— WRITTEN TASK —
Go through the records and give each one again exactly.

Stored data
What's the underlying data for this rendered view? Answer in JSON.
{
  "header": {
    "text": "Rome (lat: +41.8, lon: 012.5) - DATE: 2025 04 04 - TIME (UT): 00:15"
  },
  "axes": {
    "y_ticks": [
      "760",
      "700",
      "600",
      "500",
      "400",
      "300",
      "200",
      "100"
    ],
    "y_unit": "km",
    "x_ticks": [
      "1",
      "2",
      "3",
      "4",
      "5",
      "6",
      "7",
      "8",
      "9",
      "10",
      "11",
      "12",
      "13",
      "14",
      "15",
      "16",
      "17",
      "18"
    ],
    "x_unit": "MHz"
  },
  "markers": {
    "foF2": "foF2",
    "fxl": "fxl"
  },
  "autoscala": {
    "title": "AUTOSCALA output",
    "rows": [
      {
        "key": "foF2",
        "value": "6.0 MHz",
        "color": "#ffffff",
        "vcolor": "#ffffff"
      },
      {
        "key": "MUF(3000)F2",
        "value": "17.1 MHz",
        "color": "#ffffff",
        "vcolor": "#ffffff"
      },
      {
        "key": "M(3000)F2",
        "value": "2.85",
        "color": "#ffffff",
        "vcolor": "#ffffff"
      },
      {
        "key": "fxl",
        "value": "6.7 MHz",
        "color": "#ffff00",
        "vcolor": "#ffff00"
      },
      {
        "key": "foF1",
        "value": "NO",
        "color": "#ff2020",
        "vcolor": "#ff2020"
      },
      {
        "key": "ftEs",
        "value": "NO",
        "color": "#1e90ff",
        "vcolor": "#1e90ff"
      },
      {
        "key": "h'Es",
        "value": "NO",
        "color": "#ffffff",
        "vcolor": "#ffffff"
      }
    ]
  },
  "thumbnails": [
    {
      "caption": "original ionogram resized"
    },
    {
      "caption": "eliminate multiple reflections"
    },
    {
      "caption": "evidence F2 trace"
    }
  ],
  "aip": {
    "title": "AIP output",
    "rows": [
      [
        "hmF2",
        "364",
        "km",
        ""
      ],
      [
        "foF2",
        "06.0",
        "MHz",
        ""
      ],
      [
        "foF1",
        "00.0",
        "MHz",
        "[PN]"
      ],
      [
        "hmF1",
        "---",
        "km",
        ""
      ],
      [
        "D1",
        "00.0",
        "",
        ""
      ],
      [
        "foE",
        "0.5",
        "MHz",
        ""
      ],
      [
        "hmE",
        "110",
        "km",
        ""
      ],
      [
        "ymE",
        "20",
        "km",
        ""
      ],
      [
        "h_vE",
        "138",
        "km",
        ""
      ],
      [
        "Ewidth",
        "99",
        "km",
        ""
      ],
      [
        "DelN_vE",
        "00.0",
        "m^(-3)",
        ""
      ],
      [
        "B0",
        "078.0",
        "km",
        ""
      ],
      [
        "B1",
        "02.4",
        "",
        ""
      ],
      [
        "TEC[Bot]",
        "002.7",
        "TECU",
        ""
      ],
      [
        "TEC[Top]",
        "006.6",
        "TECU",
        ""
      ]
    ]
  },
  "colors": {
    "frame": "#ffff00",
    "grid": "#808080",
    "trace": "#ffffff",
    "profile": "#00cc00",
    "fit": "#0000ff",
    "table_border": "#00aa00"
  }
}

— TASK RESULT —
What's the underlying data for this rendered view? Answer in JSON.
{
  "header": {
    "text": "Rome (lat: +41.8, lon: 012.5) - DATE: 2025 04 04 - TIME (UT): 00:15"
  },
  "axes": {
    "y_ticks": [
      "760",
      "700",
      "600",
      "500",
      "400",
      "300",
      "200",
      "100"
    ],
    "y_unit": "km",
    "x_ticks": [
      "1",
      "2",
      "3",
      "4",
      "5",
      "6",
      "7",
      "8",
      "9",
      "10",
      "11",
      "12",
      "13",
      "14",
      "15",
      "16",
      "17",
      "18"
    ],
    "x_unit": "MHz"
  },
  "markers": {
    "foF2": "foF2",
    "fxl": "fxl"
  },
  "autoscala": {
    "title": "AUTOSCALA output",
    "rows": [
      {
        "key": "foF2",
        "value": "6.0 MHz",
        "color": "#ffffff",
        "vcolor": "#ffffff"
      },
      {
        "key": "MUF(3000)F2",
        "value": "17.1 MHz",
        "color": "#ffffff",
        "vcolor": "#ffffff"
      },
      {
        "key": "M(3000)F2",
        "value": "2.85",
        "color": "#ffffff",
        "vcolor": "#ffffff"
      },
      {
        "key": "fxl",
        "value": "6.7 MHz",
        "color": "#ffff00",
        "vcolor": "#ffff00"
      },
      {
        "key": "foF1",
        "value": "NO",
        "color": "#ff2020",
        "vcolor": "#ff2020"
      },
      {
        "key": "ftEs",
        "value": "NO",
        "color": "#1e90ff",
        "vcolor": "#1e90ff"
      },
      {
        "key": "h'Es",
        "value": "NO",
        "color": "#ffffff",
        "vcolor": "#ffffff"
      }
    ]
  },
  "thumbnails": [
    {
      "caption": "original ionogram resized"
    },
    {
      "caption": "eliminate multiple reflections"
    },
    {
      "caption": "evidence F2 trace"
    }
  ],
  "aip": {
    "title": "AIP output",
    "rows": [
      [
        "hmF2",
        "364",
        "km",
        ""
      ],
      [
        "foF2",
        "06.0",
        "MHz",
        ""
      ],
      [
        "foF1",
        "00.0",
        "MHz",
        "[PN]"
      ],
      [
        "hmF1",
        "---",
        "km",
        ""
      ],
      [
        "D1",
        "00.0",
        "",
        ""
      ],
      [
        "foE",
        "0.5",
        "MHz",
        ""
      ],
      [
        "hmE",
        "110",
        "km",
        ""
      ],
      [
        "ymE",
        "20",
        "km",
        ""
      ],
      [
        "h_vE",
        "138",
        "km",
        ""
      ],
      [
        "Ewidth",
        "99",
        "km",
        ""
      ],
      [
        "DelN_vE",
        "00.0",
        "m^(-3)",
        ""
      ],
      [
        "B0",
        "078.0",
        "km",
        ""
      ],
      [
        "B1",
        "02.4",
        "",
        ""
      ],
      [
        "TEC[Bot]",
        "002.7",
        "TECU",
        ""
      ],
      [
        "TEC[Top]",
        "006.6",
        "TECU",
        ""
      ]
    ]
  },
  "colors": {
    "frame": "#ffff00",
    "grid": "#808080",
    "trace": "#ffffff",
    "profile": "#00cc00",
    "fit": "#0000ff",
    "table_border": "#00aa00"
  }
}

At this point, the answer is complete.